---------- RECORDS SUPPLIED
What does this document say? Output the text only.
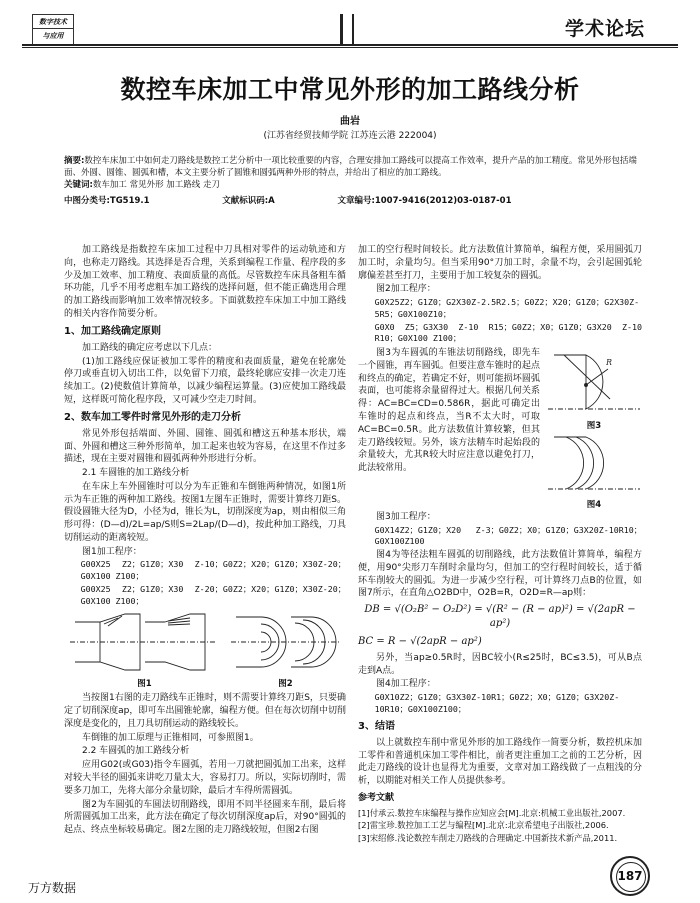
数字技术
与应用	学术论坛
数控车床加工中常见外形的加工路线分析
曲岩
(江苏省经贸技师学院 江苏连云港 222004)
摘要:数控车床加工中如何走刀路线是数控工艺分析中一项比较重要的内容，合理安排加工路线可以提高工作效率，提升产品的加工精度。常见外形包括端面、外圆、圆锥、圆弧和槽，本文主要分析了圆锥和圆弧两种外形的特点，并给出了相应的加工路线。
关键词:数车加工 常见外形 加工路线 走刀
中图分类号:TG519.1	文献标识码:A	文章编号:1007-9416(2012)03-0187-01

加工路线是指数控车床加工过程中刀具相对零件的运动轨迹和方向，也称走刀路线。其选择是否合理，关系到编程工作量、程序段的多少及加工效率、加工精度、表面质量的高低。尽管数控车床具备粗车循环功能，几乎不用考虑粗车加工路线的选择问题，但不能正确选用合理的加工路线而影响加工效率情况较多。下面就数控车床加工中加工路线的相关内容作简要分析。

1、加工路线确定原则

加工路线的确定应考虑以下几点：

(1)加工路线应保证被加工零件的精度和表面质量，避免在轮廓处停刀或垂直切入切出工件，以免留下刀痕，最终轮廓应安排一次走刀连续加工。(2)使数值计算简单，以减少编程运算量。(3)应使加工路线最短，这样既可简化程序段，又可减少空走刀时间。

2、数车加工零件时常见外形的走刀分析

常见外形包括端面、外圆、圆锥、圆弧和槽这五种基本形状，端面、外圆和槽这三种外形简单，加工起来也较为容易，在这里不作过多描述，现在主要对圆锥和圆弧两种外形进行分析。

2.1 车圆锥的加工路线分析

在车床上车外圆锥时可以分为车正锥和车倒锥两种情况，如图1所示为车正锥的两种加工路线。按图1左图车正锥时，需要计算终刀距S。假设圆锥大径为D，小径为d，锥长为L，切削深度为ap，则由相似三角形可得：(D—d)/2L=ap/S则S=2Lap/(D—d)，按此种加工路线，刀具切削运动的距离较短。

图1加工程序：

G00X25 Z2；G1Z0；X30 Z-10；G0Z2；X20；G1Z0；X30Z-20；G0X100 Z100；

G00X25 Z2；G1Z0；X30 Z-20；G0Z2；X20；G1Z0；X30Z-20；G0X100 Z100；

图1	图2

当按图1右图的走刀路线车正锥时，则不需要计算终刀距S，只要确定了切削深度ap，即可车出圆锥轮廓，编程方便。但在每次切削中切削深度是变化的，且刀具切削运动的路线较长。

车倒锥的加工原理与正锥相同，可参照图1。

2.2 车圆弧的加工路线分析

应用G02(或G03)指令车圆弧，若用一刀就把圆弧加工出来，这样对较大半径的圆弧来讲吃刀量太大，容易打刀。所以，实际切削时，需要多刀加工，先将大部分余量切除，最后才车得所需圆弧。

图2为车圆弧的车圆法切削路线，即用不同半径圆来车削，最后将所需圆弧加工出来，此方法在确定了每次切削深度ap后，对90°圆弧的起点、终点坐标较易确定。图2左图的走刀路线较短，但图2右图

加工的空行程时间较长。此方法数值计算简单，编程方便，采用圆弧刀加工时，余量均匀。但当采用90°刀加工时，余量不均，会引起圆弧轮廓偏差甚至打刀，主要用于加工较复杂的圆弧。

图2加工程序：

G0X25Z2；G1Z0；G2X30Z-2.5R2.5；G0Z2；X20；G1Z0；G2X30Z-5R5；G0X100Z10；

G0X0 Z5；G3X30 Z-10 R15；G0Z2；X0；G1Z0；G3X20 Z-10 R10；G0X100 Z100；

图3为车圆弧的车锥法切削路线，即先车一个圆锥，再车圆弧。但要注意车锥时的起点和终点的确定，若确定不好，则可能损坏圆弧表面，也可能将余量留得过大。根据几何关系得：AC=BC=CD=0.586R，据此可确定出车锥时的起点和终点，当R不太大时，可取AC=BC=0.5R。此方法数值计算较繁，但其走刀路线较短。另外，该方法精车时起始段的余量较大，尤其R较大时应注意以避免打刀，此法较常用。

R
图3
图4

图3加工程序：

G0X14Z2；G1Z0；X20 Z-3；G0Z2；X0；G1Z0；G3X20Z-10R10；G0X100Z100

图4为等径法粗车圆弧的切削路线，此方法数值计算简单，编程方便，用90°尖形刀车削时余量均匀，但加工的空行程时间较长，适于循环车削较大的圆弧。为进一步减少空行程，可计算终刀点B的位置，如图7所示，在直角△O2BD中，O2B=R，O2D=R—ap则：

DB = √(O₂B² − O₂D²) = √(R² − (R − ap)²) = √(2apR − ap²)
BC = R − √(2apR − ap²)

另外，当ap≥0.5R时，因BC较小(R≤25时，BC≤3.5)，可从B点走到A点。

图4加工程序：

G0X10Z2；G1Z0；G3X30Z-10R1；G0Z2；X0；G1Z0；G3X20Z-10R10；G0X100Z100；

3、结语

以上就数控车削中常见外形的加工路线作一简要分析，数控机床加工零件和普通机床加工零件相比，前者更注重加工之前的工艺分析，因此走刀路线的设计也显得尤为重要，文章对加工路线做了一点粗浅的分析，以期能对相关工作人员提供参考。

参考文献

[1]付承云.数控车床编程与操作应知应会[M].北京:机械工业出版社,2007.

[2]雷宝珍.数控加工工艺与编程[M].北京:北京希望电子出版社,2006.

[3]宋绍修.浅论数控车削走刀路线的合理确定.中国新技术新产品,2011.

万方数据
187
--------------------
▸ OBJECTIVE
Using the data above, write out every line exactly, leaving the images behind.

▸ WRITTEN ANSWER
What does this document say? Output the text only.
数字技术
与应用	学术论坛
数控车床加工中常见外形的加工路线分析
曲岩
(江苏省经贸技师学院 江苏连云港 222004)
摘要:数控车床加工中如何走刀路线是数控工艺分析中一项比较重要的内容，合理安排加工路线可以提高工作效率，提升产品的加工精度。常见外形包括端面、外圆、圆锥、圆弧和槽，本文主要分析了圆锥和圆弧两种外形的特点，并给出了相应的加工路线。
关键词:数车加工 常见外形 加工路线 走刀
中图分类号:TG519.1	文献标识码:A	文章编号:1007-9416(2012)03-0187-01

加工路线是指数控车床加工过程中刀具相对零件的运动轨迹和方向，也称走刀路线。其选择是否合理，关系到编程工作量、程序段的多少及加工效率、加工精度、表面质量的高低。尽管数控车床具备粗车循环功能，几乎不用考虑粗车加工路线的选择问题，但不能正确选用合理的加工路线而影响加工效率情况较多。下面就数控车床加工中加工路线的相关内容作简要分析。

1、加工路线确定原则

加工路线的确定应考虑以下几点：

(1)加工路线应保证被加工零件的精度和表面质量，避免在轮廓处停刀或垂直切入切出工件，以免留下刀痕，最终轮廓应安排一次走刀连续加工。(2)使数值计算简单，以减少编程运算量。(3)应使加工路线最短，这样既可简化程序段，又可减少空走刀时间。

2、数车加工零件时常见外形的走刀分析

常见外形包括端面、外圆、圆锥、圆弧和槽这五种基本形状，端面、外圆和槽这三种外形简单，加工起来也较为容易，在这里不作过多描述，现在主要对圆锥和圆弧两种外形进行分析。

2.1 车圆锥的加工路线分析

在车床上车外圆锥时可以分为车正锥和车倒锥两种情况，如图1所示为车正锥的两种加工路线。按图1左图车正锥时，需要计算终刀距S。假设圆锥大径为D，小径为d，锥长为L，切削深度为ap，则由相似三角形可得：(D—d)/2L=ap/S则S=2Lap/(D—d)，按此种加工路线，刀具切削运动的距离较短。

图1加工程序：

G00X25 Z2；G1Z0；X30 Z-10；G0Z2；X20；G1Z0；X30Z-20；G0X100 Z100；

G00X25 Z2；G1Z0；X30 Z-20；G0Z2；X20；G1Z0；X30Z-20；G0X100 Z100；

图1	图2

当按图1右图的走刀路线车正锥时，则不需要计算终刀距S，只要确定了切削深度ap，即可车出圆锥轮廓，编程方便。但在每次切削中切削深度是变化的，且刀具切削运动的路线较长。

车倒锥的加工原理与正锥相同，可参照图1。

2.2 车圆弧的加工路线分析

应用G02(或G03)指令车圆弧，若用一刀就把圆弧加工出来，这样对较大半径的圆弧来讲吃刀量太大，容易打刀。所以，实际切削时，需要多刀加工，先将大部分余量切除，最后才车得所需圆弧。

图2为车圆弧的车圆法切削路线，即用不同半径圆来车削，最后将所需圆弧加工出来，此方法在确定了每次切削深度ap后，对90°圆弧的起点、终点坐标较易确定。图2左图的走刀路线较短，但图2右图

加工的空行程时间较长。此方法数值计算简单，编程方便，采用圆弧刀加工时，余量均匀。但当采用90°刀加工时，余量不均，会引起圆弧轮廓偏差甚至打刀，主要用于加工较复杂的圆弧。

图2加工程序：

G0X25Z2；G1Z0；G2X30Z-2.5R2.5；G0Z2；X20；G1Z0；G2X30Z-5R5；G0X100Z10；

G0X0 Z5；G3X30 Z-10 R15；G0Z2；X0；G1Z0；G3X20 Z-10 R10；G0X100 Z100；

图3为车圆弧的车锥法切削路线，即先车一个圆锥，再车圆弧。但要注意车锥时的起点和终点的确定，若确定不好，则可能损坏圆弧表面，也可能将余量留得过大。根据几何关系得：AC=BC=CD=0.586R，据此可确定出车锥时的起点和终点，当R不太大时，可取AC=BC=0.5R。此方法数值计算较繁，但其走刀路线较短。另外，该方法精车时起始段的余量较大，尤其R较大时应注意以避免打刀，此法较常用。

R
图3
图4

图3加工程序：

G0X14Z2；G1Z0；X20 Z-3；G0Z2；X0；G1Z0；G3X20Z-10R10；G0X100Z100

图4为等径法粗车圆弧的切削路线，此方法数值计算简单，编程方便，用90°尖形刀车削时余量均匀，但加工的空行程时间较长，适于循环车削较大的圆弧。为进一步减少空行程，可计算终刀点B的位置，如图7所示，在直角△O2BD中，O2B=R，O2D=R—ap则：

DB = √(O₂B² − O₂D²) = √(R² − (R − ap)²) = √(2apR − ap²)
BC = R − √(2apR − ap²)

另外，当ap≥0.5R时，因BC较小(R≤25时，BC≤3.5)，可从B点走到A点。

图4加工程序：

G0X10Z2；G1Z0；G3X30Z-10R1；G0Z2；X0；G1Z0；G3X20Z-10R10；G0X100Z100；

3、结语

以上就数控车削中常见外形的加工路线作一简要分析，数控机床加工零件和普通机床加工零件相比，前者更注重加工之前的工艺分析，因此走刀路线的设计也显得尤为重要，文章对加工路线做了一点粗浅的分析，以期能对相关工作人员提供参考。

参考文献

[1]付承云.数控车床编程与操作应知应会[M].北京:机械工业出版社,2007.

[2]雷宝珍.数控加工工艺与编程[M].北京:北京希望电子出版社,2006.

[3]宋绍修.浅论数控车削走刀路线的合理确定.中国新技术新产品,2011.

万方数据
187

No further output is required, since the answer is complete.